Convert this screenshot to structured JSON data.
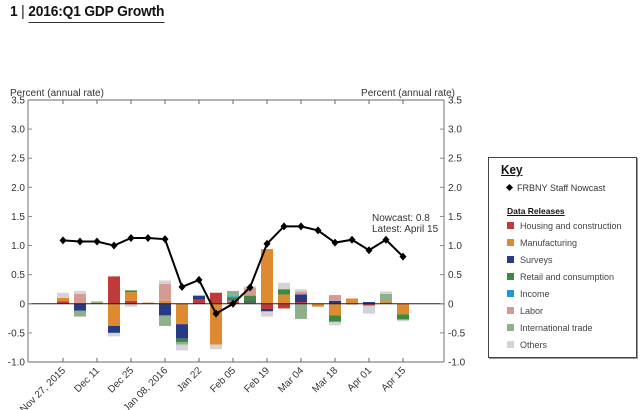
{
  "header": {
    "figure_number": "1",
    "separator": "|",
    "title": "2016:Q1 GDP Growth"
  },
  "legend": {
    "title": "Key",
    "nowcast_label": "FRBNY Staff Nowcast",
    "releases_heading": "Data Releases",
    "items": [
      {
        "label": "Housing and construction",
        "color": "#c0393b"
      },
      {
        "label": "Manufacturing",
        "color": "#dd8a30"
      },
      {
        "label": "Surveys",
        "color": "#263a86"
      },
      {
        "label": "Retail and consumption",
        "color": "#3c8a3e"
      },
      {
        "label": "Income",
        "color": "#1a9ad6"
      },
      {
        "label": "Labor",
        "color": "#d59a92"
      },
      {
        "label": "International trade",
        "color": "#8fb08a"
      },
      {
        "label": "Others",
        "color": "#d3d3d8"
      }
    ]
  },
  "annotation": {
    "line1": "Nowcast:  0.8",
    "line2": "Latest: April 15"
  },
  "chart_data": {
    "type": "bar",
    "subtype": "stacked-bar-with-line",
    "title": "2016:Q1 GDP Growth",
    "ylabel_left": "Percent (annual rate)",
    "ylabel_right": "Percent (annual rate)",
    "ylim": [
      -1.0,
      3.5
    ],
    "yticks": [
      "3.5",
      "3.0",
      "2.5",
      "2.0",
      "1.5",
      "1.0",
      "0.5",
      "0",
      "-0.5",
      "-1.0"
    ],
    "ytick_values": [
      3.5,
      3.0,
      2.5,
      2.0,
      1.5,
      1.0,
      0.5,
      0,
      -0.5,
      -1.0
    ],
    "grid": false,
    "legend_position": "right",
    "x": [
      "Nov 27, 2015",
      "Dec 04",
      "Dec 11",
      "Dec 18",
      "Dec 25",
      "Jan 01",
      "Jan 08, 2016",
      "Jan 15",
      "Jan 22",
      "Jan 29",
      "Feb 05",
      "Feb 12",
      "Feb 19",
      "Feb 26",
      "Mar 04",
      "Mar 11",
      "Mar 18",
      "Mar 25",
      "Apr 01",
      "Apr 08",
      "Apr 15"
    ],
    "xtick_labels": [
      "Nov 27, 2015",
      "Dec 11",
      "Dec 25",
      "Jan 08, 2016",
      "Jan 22",
      "Feb 05",
      "Feb 19",
      "Mar 04",
      "Mar 18",
      "Apr 01",
      "Apr 15"
    ],
    "nowcast": {
      "name": "FRBNY Staff Nowcast",
      "values": [
        1.09,
        1.07,
        1.07,
        1.0,
        1.13,
        1.13,
        1.11,
        0.29,
        0.41,
        -0.17,
        0.0,
        0.28,
        1.03,
        1.33,
        1.33,
        1.26,
        1.05,
        1.1,
        0.92,
        1.1,
        0.81
      ]
    },
    "stack_order": [
      "Housing and construction",
      "Manufacturing",
      "Surveys",
      "Retail and consumption",
      "Income",
      "Labor",
      "International trade",
      "Others"
    ],
    "series": [
      {
        "name": "Housing and construction",
        "values": [
          0.04,
          0,
          0,
          0.47,
          0.05,
          0,
          0,
          0,
          0.07,
          0.19,
          0.03,
          0,
          -0.09,
          -0.08,
          0.03,
          0,
          0,
          0,
          -0.03,
          0,
          0
        ]
      },
      {
        "name": "Manufacturing",
        "values": [
          0.06,
          0,
          0.02,
          -0.38,
          0.15,
          0.02,
          0.05,
          -0.35,
          0,
          -0.7,
          0.02,
          0.02,
          0.94,
          0.16,
          0,
          -0.05,
          -0.2,
          0.09,
          0,
          0.04,
          -0.18
        ]
      },
      {
        "name": "Surveys",
        "values": [
          0,
          -0.12,
          0,
          -0.12,
          0,
          0,
          -0.2,
          -0.25,
          0.07,
          0,
          0.01,
          0.02,
          -0.04,
          0,
          0.13,
          0,
          0.05,
          0,
          0.03,
          0,
          0
        ]
      },
      {
        "name": "Retail and consumption",
        "values": [
          0,
          0,
          0,
          0,
          0.03,
          0,
          0,
          -0.06,
          0,
          0,
          0.05,
          0.1,
          0,
          0.09,
          0,
          0,
          -0.11,
          0,
          0,
          0,
          -0.09
        ]
      },
      {
        "name": "Income",
        "values": [
          0,
          0,
          0,
          0,
          0,
          0,
          0,
          0,
          0,
          0,
          0.02,
          0,
          0,
          0,
          0,
          0,
          0,
          0,
          0,
          0,
          0
        ]
      },
      {
        "name": "Labor",
        "values": [
          0,
          0.17,
          0,
          0,
          0,
          0.0,
          0.29,
          0,
          0,
          0,
          0,
          0.13,
          0,
          0,
          0.05,
          0,
          0.1,
          0,
          0,
          0,
          0
        ]
      },
      {
        "name": "International trade",
        "values": [
          0,
          -0.1,
          0.02,
          0,
          0,
          -0.0,
          -0.18,
          -0.04,
          0,
          0,
          0.09,
          0,
          0,
          0,
          -0.26,
          0,
          0,
          0,
          0,
          0.13,
          0
        ]
      },
      {
        "name": "Others",
        "values": [
          0.09,
          0.05,
          0,
          -0.06,
          -0.05,
          0,
          0.06,
          -0.1,
          0,
          -0.08,
          0.0,
          0.03,
          -0.09,
          0.11,
          0.04,
          0,
          -0.06,
          -0.02,
          -0.14,
          0.04,
          -0.03
        ]
      }
    ],
    "annotations": [
      "Nowcast:  0.8",
      "Latest: April 15"
    ]
  }
}
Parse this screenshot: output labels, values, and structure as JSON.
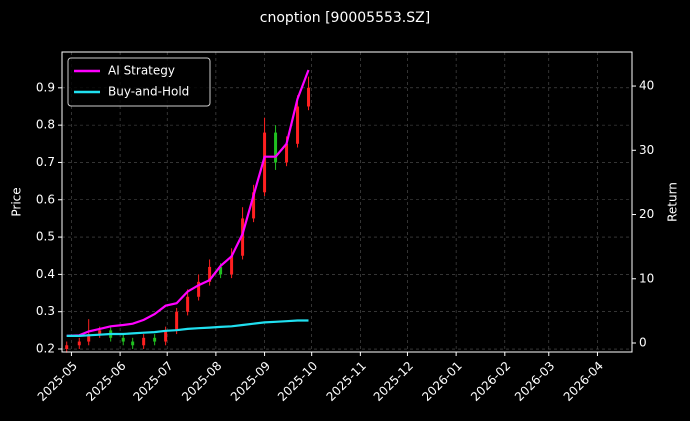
{
  "chart_data": {
    "type": "candlestick",
    "title": "cnoption [90005553.SZ]",
    "ylabel": "Price",
    "y2label": "Return",
    "x": [
      "2025-04-28",
      "2025-05-06",
      "2025-05-12",
      "2025-05-19",
      "2025-05-26",
      "2025-06-03",
      "2025-06-09",
      "2025-06-16",
      "2025-06-23",
      "2025-06-30",
      "2025-07-07",
      "2025-07-14",
      "2025-07-21",
      "2025-07-28",
      "2025-08-04",
      "2025-08-11",
      "2025-08-18",
      "2025-08-25",
      "2025-09-01",
      "2025-09-08",
      "2025-09-15",
      "2025-09-22",
      "2025-09-29"
    ],
    "open": [
      0.2,
      0.21,
      0.22,
      0.24,
      0.25,
      0.23,
      0.22,
      0.21,
      0.23,
      0.22,
      0.25,
      0.3,
      0.34,
      0.38,
      0.42,
      0.4,
      0.45,
      0.55,
      0.62,
      0.78,
      0.7,
      0.75,
      0.85
    ],
    "high": [
      0.22,
      0.23,
      0.28,
      0.26,
      0.26,
      0.24,
      0.23,
      0.24,
      0.24,
      0.26,
      0.31,
      0.36,
      0.4,
      0.44,
      0.43,
      0.47,
      0.58,
      0.64,
      0.82,
      0.8,
      0.77,
      0.88,
      0.93
    ],
    "low": [
      0.19,
      0.2,
      0.21,
      0.23,
      0.22,
      0.21,
      0.2,
      0.2,
      0.21,
      0.21,
      0.24,
      0.29,
      0.33,
      0.37,
      0.39,
      0.39,
      0.44,
      0.54,
      0.61,
      0.68,
      0.69,
      0.74,
      0.84
    ],
    "close": [
      0.21,
      0.22,
      0.24,
      0.25,
      0.23,
      0.22,
      0.21,
      0.23,
      0.22,
      0.25,
      0.3,
      0.34,
      0.38,
      0.42,
      0.4,
      0.45,
      0.55,
      0.62,
      0.78,
      0.7,
      0.75,
      0.85,
      0.9
    ],
    "up_color": "#ff2020",
    "down_color": "#20c020",
    "series": [
      {
        "name": "AI Strategy",
        "color": "#ff00ff",
        "axis": "y2",
        "values": [
          1.1,
          1.2,
          1.8,
          2.2,
          2.6,
          2.8,
          3.0,
          3.6,
          4.5,
          5.8,
          6.2,
          8.0,
          9.0,
          9.8,
          12.0,
          13.5,
          17.0,
          23.0,
          29.0,
          29.0,
          31.0,
          38.0,
          42.5
        ]
      },
      {
        "name": "Buy-and-Hold",
        "color": "#20e0f0",
        "axis": "y2",
        "values": [
          1.1,
          1.1,
          1.2,
          1.3,
          1.4,
          1.4,
          1.5,
          1.6,
          1.7,
          1.9,
          2.0,
          2.2,
          2.3,
          2.4,
          2.5,
          2.6,
          2.8,
          3.0,
          3.2,
          3.3,
          3.4,
          3.5,
          3.5
        ]
      }
    ],
    "xlim": [
      "2025-04-25",
      "2026-04-23"
    ],
    "xticks": [
      {
        "value": "2025-05-01",
        "label": "2025-05"
      },
      {
        "value": "2025-06-01",
        "label": "2025-06"
      },
      {
        "value": "2025-07-01",
        "label": "2025-07"
      },
      {
        "value": "2025-08-01",
        "label": "2025-08"
      },
      {
        "value": "2025-09-01",
        "label": "2025-09"
      },
      {
        "value": "2025-10-01",
        "label": "2025-10"
      },
      {
        "value": "2025-11-01",
        "label": "2025-11"
      },
      {
        "value": "2025-12-01",
        "label": "2025-12"
      },
      {
        "value": "2026-01-01",
        "label": "2026-01"
      },
      {
        "value": "2026-02-01",
        "label": "2026-02"
      },
      {
        "value": "2026-03-01",
        "label": "2026-03"
      },
      {
        "value": "2026-04-01",
        "label": "2026-04"
      }
    ],
    "ylim": [
      0.192,
      0.996
    ],
    "yticks": [
      0.2,
      0.3,
      0.4,
      0.5,
      0.6,
      0.7,
      0.8,
      0.9
    ],
    "y2lim": [
      -1.4,
      45.3
    ],
    "y2ticks": [
      0,
      10,
      20,
      30,
      40
    ],
    "grid": true,
    "legend": "upper left"
  }
}
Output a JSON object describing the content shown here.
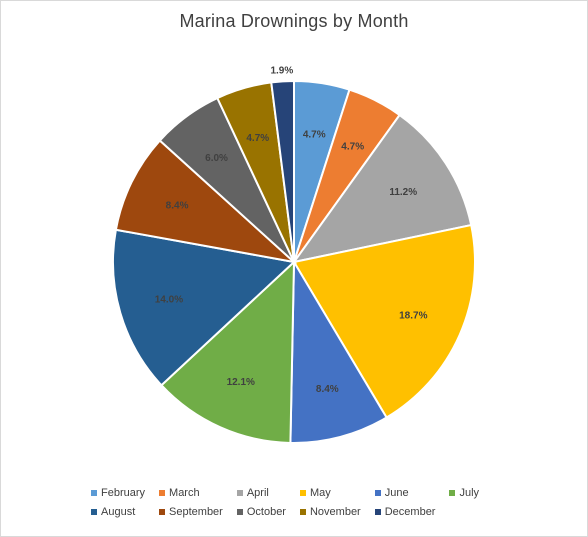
{
  "chart_data": {
    "type": "pie",
    "title": "Marina Drownings by Month",
    "categories": [
      "February",
      "March",
      "April",
      "May",
      "June",
      "July",
      "August",
      "September",
      "October",
      "November",
      "December"
    ],
    "values": [
      4.7,
      4.7,
      11.2,
      18.7,
      8.4,
      12.1,
      14.0,
      8.4,
      6.0,
      4.7,
      1.9
    ],
    "labels": [
      "4.7%",
      "4.7%",
      "11.2%",
      "18.7%",
      "8.4%",
      "12.1%",
      "14.0%",
      "8.4%",
      "6.0%",
      "4.7%",
      "1.9%"
    ],
    "colors": [
      "#5b9bd5",
      "#ed7d31",
      "#a5a5a5",
      "#ffc000",
      "#4472c4",
      "#70ad47",
      "#255e91",
      "#9e480e",
      "#636363",
      "#997300",
      "#264478"
    ],
    "legend_position": "bottom"
  }
}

▶ **Directions**:
Omit the pictures and write out exactly the lines from the one containing "Output a JSON" through the last line of the material.

▶ **Reply to the task**:
Output a JSON object describing the content shown here.
{
  "chart_data": {
    "type": "pie",
    "title": "Marina Drownings by Month",
    "categories": [
      "February",
      "March",
      "April",
      "May",
      "June",
      "July",
      "August",
      "September",
      "October",
      "November",
      "December"
    ],
    "values": [
      4.7,
      4.7,
      11.2,
      18.7,
      8.4,
      12.1,
      14.0,
      8.4,
      6.0,
      4.7,
      1.9
    ],
    "labels": [
      "4.7%",
      "4.7%",
      "11.2%",
      "18.7%",
      "8.4%",
      "12.1%",
      "14.0%",
      "8.4%",
      "6.0%",
      "4.7%",
      "1.9%"
    ],
    "colors": [
      "#5b9bd5",
      "#ed7d31",
      "#a5a5a5",
      "#ffc000",
      "#4472c4",
      "#70ad47",
      "#255e91",
      "#9e480e",
      "#636363",
      "#997300",
      "#264478"
    ],
    "legend_position": "bottom"
  }
}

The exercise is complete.